(Input data begins)

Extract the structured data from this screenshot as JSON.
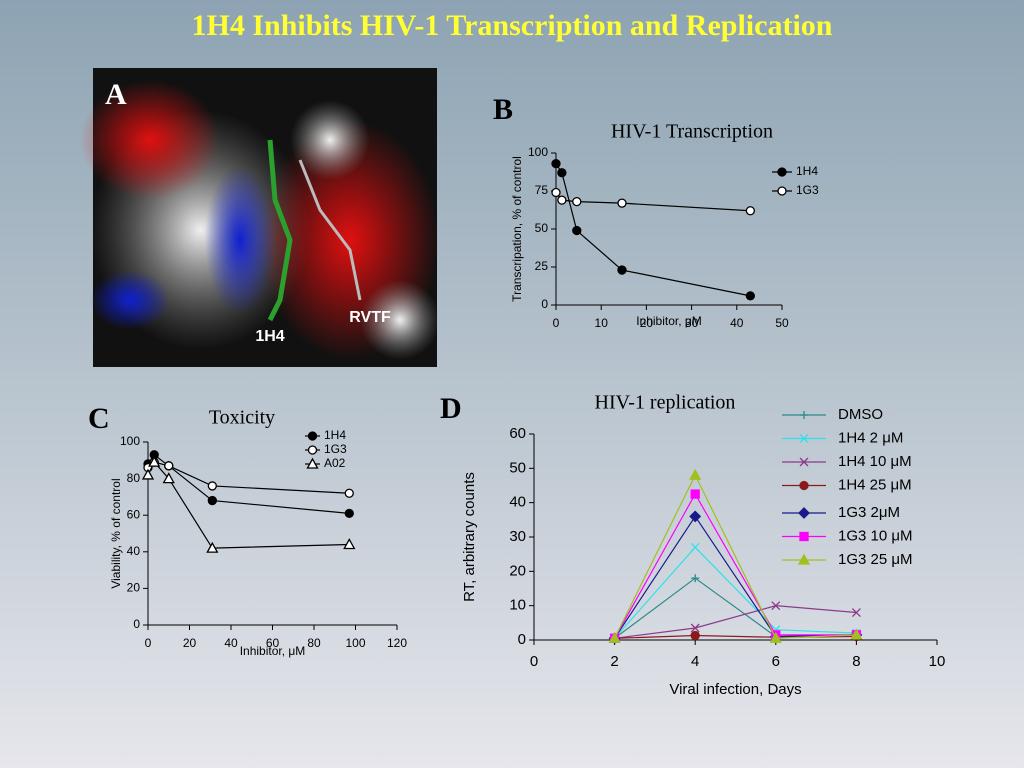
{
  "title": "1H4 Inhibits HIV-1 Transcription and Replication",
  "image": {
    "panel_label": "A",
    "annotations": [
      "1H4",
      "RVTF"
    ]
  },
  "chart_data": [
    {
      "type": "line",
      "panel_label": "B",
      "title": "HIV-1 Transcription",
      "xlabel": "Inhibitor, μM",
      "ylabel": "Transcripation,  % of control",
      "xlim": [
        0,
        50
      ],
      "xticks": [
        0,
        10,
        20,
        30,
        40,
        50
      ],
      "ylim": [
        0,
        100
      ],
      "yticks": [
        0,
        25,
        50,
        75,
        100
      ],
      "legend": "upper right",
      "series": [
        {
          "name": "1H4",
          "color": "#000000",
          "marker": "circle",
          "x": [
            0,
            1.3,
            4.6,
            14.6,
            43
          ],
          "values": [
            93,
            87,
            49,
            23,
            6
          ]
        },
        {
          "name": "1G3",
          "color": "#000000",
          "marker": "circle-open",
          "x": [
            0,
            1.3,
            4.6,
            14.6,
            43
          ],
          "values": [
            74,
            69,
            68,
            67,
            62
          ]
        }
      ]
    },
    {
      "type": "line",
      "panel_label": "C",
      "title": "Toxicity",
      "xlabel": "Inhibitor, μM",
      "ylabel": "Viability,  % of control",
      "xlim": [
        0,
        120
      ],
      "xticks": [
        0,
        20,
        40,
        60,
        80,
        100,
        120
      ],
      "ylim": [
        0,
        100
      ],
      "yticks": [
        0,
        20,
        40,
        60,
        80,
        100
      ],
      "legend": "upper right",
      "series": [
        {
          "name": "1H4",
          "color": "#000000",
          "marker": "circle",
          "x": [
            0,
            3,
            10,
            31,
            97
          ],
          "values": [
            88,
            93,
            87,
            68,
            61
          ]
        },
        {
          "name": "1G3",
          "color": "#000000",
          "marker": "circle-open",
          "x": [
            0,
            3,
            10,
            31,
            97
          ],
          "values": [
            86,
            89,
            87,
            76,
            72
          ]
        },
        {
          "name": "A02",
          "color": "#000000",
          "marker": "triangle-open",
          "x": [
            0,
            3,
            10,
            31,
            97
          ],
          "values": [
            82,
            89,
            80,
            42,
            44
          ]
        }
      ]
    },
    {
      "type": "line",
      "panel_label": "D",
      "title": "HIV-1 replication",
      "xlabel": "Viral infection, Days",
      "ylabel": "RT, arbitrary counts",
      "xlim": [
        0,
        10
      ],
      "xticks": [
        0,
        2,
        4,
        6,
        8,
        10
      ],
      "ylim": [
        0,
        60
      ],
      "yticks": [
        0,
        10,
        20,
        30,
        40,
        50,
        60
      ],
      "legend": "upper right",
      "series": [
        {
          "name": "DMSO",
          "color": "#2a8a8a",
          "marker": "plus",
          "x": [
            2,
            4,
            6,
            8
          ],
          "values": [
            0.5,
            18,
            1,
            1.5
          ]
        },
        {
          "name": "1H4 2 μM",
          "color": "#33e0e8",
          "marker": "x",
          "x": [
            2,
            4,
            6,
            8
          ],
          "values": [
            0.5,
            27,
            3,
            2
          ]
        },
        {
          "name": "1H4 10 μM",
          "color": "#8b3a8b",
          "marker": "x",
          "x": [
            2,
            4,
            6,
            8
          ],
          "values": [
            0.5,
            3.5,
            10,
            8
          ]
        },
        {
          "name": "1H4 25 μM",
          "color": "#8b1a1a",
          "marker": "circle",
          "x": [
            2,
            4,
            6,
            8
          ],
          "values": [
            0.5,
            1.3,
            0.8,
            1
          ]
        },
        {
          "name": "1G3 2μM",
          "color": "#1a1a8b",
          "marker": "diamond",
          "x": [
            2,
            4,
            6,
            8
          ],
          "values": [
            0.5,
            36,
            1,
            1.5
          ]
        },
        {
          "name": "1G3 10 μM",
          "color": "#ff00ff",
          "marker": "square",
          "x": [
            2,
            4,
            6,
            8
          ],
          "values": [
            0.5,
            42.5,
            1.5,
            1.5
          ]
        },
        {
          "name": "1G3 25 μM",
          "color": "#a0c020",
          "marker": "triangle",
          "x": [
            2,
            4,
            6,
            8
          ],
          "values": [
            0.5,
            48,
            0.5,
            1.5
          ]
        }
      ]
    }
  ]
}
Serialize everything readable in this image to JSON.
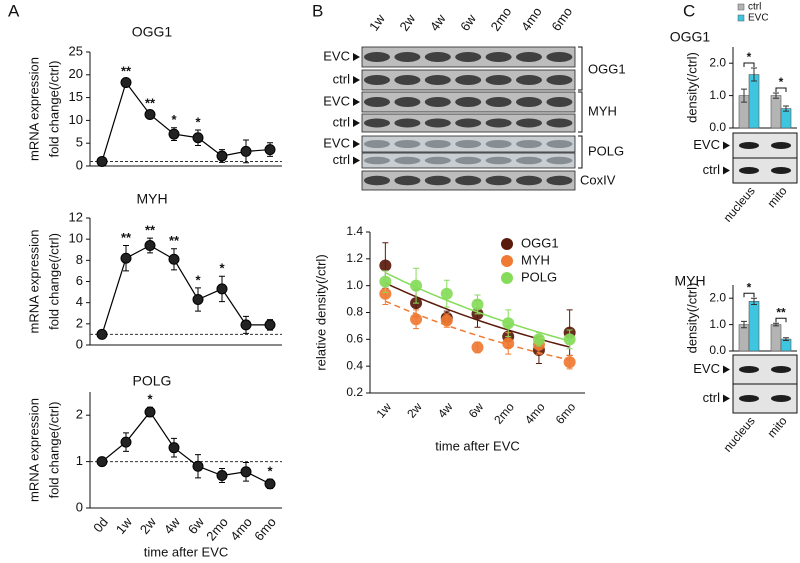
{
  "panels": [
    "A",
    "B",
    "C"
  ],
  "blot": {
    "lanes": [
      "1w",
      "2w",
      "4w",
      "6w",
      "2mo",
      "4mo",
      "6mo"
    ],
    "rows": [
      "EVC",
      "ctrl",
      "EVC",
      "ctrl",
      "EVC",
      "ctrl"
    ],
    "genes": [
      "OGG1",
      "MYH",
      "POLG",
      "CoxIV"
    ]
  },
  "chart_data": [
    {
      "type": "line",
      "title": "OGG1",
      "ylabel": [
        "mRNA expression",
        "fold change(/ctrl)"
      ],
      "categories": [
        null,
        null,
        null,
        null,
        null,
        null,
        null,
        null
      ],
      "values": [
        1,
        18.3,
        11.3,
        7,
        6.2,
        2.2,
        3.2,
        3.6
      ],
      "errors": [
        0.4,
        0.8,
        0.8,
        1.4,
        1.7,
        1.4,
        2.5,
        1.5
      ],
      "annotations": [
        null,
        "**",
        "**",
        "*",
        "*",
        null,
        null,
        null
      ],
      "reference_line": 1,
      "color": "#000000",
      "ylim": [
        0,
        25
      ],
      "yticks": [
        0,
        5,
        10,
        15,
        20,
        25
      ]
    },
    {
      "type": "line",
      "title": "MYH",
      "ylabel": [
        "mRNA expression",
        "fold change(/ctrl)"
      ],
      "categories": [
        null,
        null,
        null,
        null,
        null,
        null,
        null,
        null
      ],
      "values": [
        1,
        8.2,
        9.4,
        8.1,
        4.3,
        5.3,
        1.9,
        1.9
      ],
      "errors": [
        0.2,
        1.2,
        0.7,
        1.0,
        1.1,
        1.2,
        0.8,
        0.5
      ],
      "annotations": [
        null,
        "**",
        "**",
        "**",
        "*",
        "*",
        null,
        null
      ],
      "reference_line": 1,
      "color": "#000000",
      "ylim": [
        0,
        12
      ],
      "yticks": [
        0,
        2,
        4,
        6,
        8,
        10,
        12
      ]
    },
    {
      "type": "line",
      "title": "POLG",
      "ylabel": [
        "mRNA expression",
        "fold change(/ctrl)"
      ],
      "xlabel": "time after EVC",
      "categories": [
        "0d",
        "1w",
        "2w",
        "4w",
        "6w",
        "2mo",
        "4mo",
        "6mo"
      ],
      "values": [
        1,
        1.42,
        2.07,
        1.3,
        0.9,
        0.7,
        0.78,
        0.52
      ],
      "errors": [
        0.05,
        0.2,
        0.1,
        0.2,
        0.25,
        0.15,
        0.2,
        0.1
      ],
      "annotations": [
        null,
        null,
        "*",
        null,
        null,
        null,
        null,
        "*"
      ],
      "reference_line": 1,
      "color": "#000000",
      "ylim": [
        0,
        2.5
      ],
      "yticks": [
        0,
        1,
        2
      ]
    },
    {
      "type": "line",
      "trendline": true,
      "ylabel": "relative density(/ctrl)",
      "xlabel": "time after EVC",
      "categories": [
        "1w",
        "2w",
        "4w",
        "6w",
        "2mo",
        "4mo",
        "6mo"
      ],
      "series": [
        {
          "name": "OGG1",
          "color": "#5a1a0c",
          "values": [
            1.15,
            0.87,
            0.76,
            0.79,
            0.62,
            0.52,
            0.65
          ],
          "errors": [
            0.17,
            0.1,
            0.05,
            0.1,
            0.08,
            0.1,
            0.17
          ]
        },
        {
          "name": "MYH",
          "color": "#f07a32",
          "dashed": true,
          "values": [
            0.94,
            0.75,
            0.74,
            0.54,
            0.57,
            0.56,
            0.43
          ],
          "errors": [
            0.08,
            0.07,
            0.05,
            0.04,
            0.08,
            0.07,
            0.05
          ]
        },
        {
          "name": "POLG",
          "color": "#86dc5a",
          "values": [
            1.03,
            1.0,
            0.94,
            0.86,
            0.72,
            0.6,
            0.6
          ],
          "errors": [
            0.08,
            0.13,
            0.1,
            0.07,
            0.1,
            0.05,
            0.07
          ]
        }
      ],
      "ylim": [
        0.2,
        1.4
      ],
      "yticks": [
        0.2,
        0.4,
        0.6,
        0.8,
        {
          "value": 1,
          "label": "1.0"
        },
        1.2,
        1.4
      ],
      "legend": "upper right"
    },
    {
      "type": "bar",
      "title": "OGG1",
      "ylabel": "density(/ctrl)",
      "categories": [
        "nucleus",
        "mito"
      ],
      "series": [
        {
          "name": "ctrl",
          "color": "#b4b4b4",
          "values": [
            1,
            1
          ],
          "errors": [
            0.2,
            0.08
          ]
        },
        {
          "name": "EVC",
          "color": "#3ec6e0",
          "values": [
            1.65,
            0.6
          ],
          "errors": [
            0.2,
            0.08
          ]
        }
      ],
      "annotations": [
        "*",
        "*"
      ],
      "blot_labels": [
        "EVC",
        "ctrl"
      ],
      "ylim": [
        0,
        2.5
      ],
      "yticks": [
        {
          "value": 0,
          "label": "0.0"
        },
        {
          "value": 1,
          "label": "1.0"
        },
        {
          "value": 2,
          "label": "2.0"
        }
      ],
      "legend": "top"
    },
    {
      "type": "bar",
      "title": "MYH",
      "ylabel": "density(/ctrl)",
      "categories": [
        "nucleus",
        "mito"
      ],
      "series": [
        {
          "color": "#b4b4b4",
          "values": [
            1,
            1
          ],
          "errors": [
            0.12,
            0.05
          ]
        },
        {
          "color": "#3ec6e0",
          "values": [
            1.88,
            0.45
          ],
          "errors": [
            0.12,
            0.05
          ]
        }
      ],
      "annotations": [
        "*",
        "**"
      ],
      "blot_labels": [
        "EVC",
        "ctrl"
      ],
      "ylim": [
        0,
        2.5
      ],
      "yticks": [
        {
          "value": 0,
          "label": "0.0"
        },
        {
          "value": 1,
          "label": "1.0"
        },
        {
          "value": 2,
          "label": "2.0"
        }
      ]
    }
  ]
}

(Input data ends)

What the exercise asks
From the lines above, copy those that contain the word "Transcription".

Exercise response
  "title": "1H4 Inhibits HIV-1 Transcription and Replication",
      "title": "HIV-1 Transcription",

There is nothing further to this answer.